## START EXCERPTED RECORDS

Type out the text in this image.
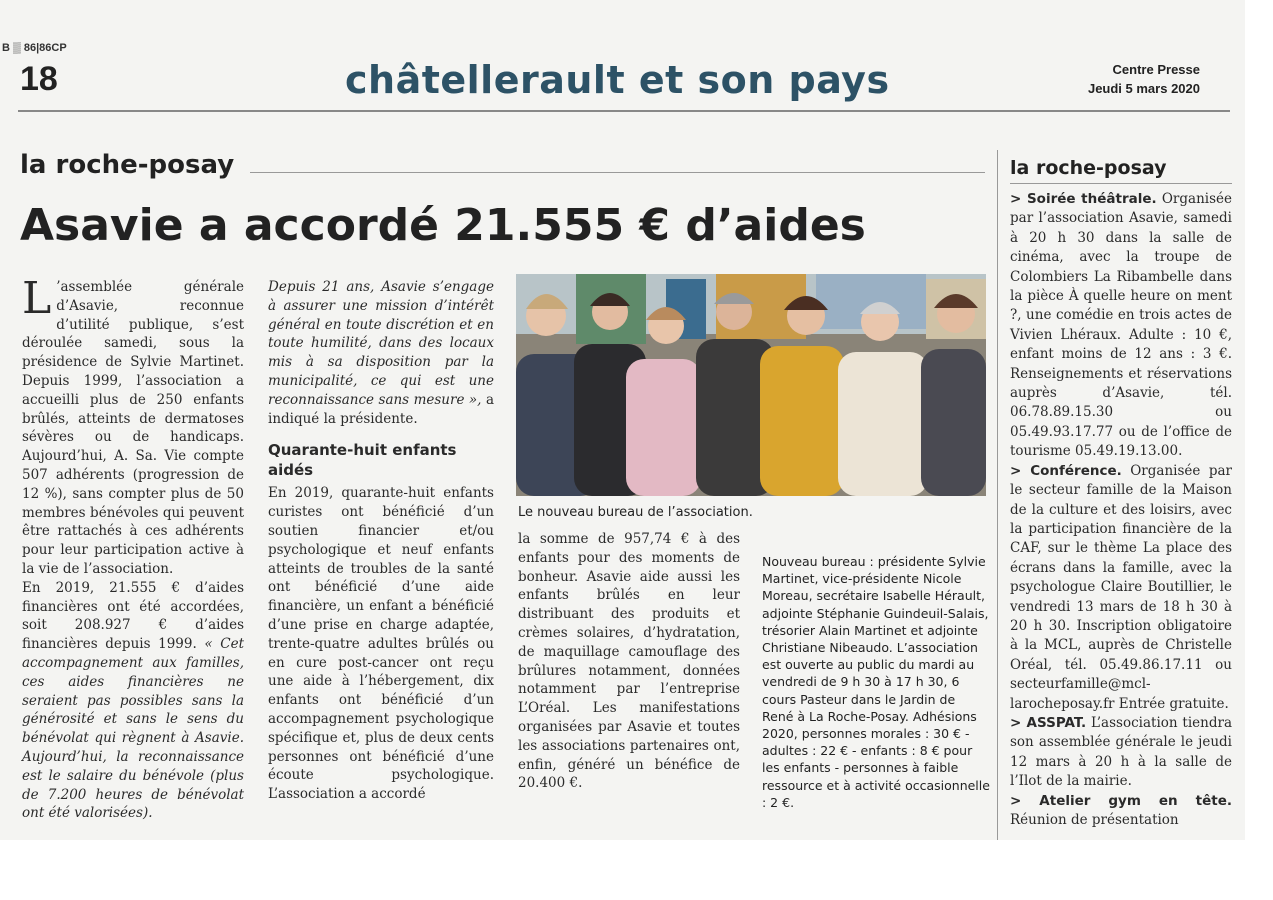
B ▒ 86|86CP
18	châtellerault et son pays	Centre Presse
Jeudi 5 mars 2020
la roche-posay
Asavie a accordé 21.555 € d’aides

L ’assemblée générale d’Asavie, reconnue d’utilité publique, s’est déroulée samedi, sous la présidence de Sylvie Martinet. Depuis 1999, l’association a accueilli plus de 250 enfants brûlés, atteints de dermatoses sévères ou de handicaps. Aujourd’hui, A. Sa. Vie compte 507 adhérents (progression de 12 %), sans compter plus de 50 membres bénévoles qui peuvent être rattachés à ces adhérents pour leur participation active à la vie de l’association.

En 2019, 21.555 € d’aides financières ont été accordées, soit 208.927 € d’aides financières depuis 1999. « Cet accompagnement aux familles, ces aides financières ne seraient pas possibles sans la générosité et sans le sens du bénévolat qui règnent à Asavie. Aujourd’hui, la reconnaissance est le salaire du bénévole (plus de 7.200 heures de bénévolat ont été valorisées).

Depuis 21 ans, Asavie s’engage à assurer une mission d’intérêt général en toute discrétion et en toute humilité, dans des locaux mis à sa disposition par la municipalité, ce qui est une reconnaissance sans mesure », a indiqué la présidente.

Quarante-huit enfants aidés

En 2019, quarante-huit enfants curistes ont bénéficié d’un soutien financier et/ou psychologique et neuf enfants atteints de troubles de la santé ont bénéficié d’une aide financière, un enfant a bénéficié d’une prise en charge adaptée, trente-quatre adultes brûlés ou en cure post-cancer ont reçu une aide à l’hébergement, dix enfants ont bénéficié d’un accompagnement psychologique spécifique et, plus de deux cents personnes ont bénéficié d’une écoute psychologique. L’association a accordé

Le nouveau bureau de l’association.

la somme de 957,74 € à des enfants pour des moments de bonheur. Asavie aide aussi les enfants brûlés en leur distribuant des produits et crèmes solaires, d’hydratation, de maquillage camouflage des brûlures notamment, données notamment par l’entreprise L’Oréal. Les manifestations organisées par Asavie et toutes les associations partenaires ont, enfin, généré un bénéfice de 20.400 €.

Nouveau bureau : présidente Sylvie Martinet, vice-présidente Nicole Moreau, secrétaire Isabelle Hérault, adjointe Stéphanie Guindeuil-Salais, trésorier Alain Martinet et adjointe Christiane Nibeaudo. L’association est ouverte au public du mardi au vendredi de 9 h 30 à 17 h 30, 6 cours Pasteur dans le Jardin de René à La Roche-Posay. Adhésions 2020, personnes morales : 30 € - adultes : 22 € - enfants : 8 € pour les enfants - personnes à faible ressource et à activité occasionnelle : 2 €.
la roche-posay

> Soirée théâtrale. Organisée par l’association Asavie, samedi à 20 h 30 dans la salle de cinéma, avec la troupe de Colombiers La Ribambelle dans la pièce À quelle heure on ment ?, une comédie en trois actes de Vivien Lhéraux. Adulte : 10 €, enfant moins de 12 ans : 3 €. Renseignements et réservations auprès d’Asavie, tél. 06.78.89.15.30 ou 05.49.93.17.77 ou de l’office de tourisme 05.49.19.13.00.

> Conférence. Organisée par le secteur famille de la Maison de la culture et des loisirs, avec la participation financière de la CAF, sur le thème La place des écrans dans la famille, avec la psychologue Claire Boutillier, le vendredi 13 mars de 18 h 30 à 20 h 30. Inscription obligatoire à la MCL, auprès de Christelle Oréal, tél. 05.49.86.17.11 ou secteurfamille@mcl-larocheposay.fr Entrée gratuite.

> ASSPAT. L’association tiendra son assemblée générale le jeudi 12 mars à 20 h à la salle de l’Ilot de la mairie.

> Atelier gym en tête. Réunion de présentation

## END EXCERPTED RECORDS
## START EXCERPTED RECORDS

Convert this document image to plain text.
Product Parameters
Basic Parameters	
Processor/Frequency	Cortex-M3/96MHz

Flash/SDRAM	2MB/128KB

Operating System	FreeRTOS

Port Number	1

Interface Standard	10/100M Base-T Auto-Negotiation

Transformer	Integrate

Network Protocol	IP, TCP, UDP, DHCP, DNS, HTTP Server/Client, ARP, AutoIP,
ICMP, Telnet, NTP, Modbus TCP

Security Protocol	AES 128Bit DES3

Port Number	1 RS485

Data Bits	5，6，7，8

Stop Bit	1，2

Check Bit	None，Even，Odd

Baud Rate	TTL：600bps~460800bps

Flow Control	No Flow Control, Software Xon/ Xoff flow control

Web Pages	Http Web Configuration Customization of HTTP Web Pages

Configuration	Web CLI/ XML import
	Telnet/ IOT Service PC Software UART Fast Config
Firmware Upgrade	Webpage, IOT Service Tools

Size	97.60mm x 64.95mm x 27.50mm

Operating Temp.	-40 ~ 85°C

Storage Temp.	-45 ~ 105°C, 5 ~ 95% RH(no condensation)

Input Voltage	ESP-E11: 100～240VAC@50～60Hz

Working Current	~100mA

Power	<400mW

## END EXCERPTED RECORDS

### DIRECTIONS
Show all lines from the listing above in which "salle" appears.

### EXPECTED ANSWER
> Soirée théâtrale. Organisée par l’association Asavie, samedi à 20 h 30 dans la salle de cinéma, avec la troupe de Colombiers La Ribambelle dans la pièce À quelle heure on ment ?, une comédie en trois actes de Vivien Lhéraux. Adulte : 10 €, enfant moins de 12 ans : 3 €. Renseignements et réservations auprès d’Asavie, tél. 06.78.89.15.30 ou 05.49.93.17.77 ou de l’office de tourisme 05.49.19.13.00.
> ASSPAT. L’association tiendra son assemblée générale le jeudi 12 mars à 20 h à la salle de l’Ilot de la mairie.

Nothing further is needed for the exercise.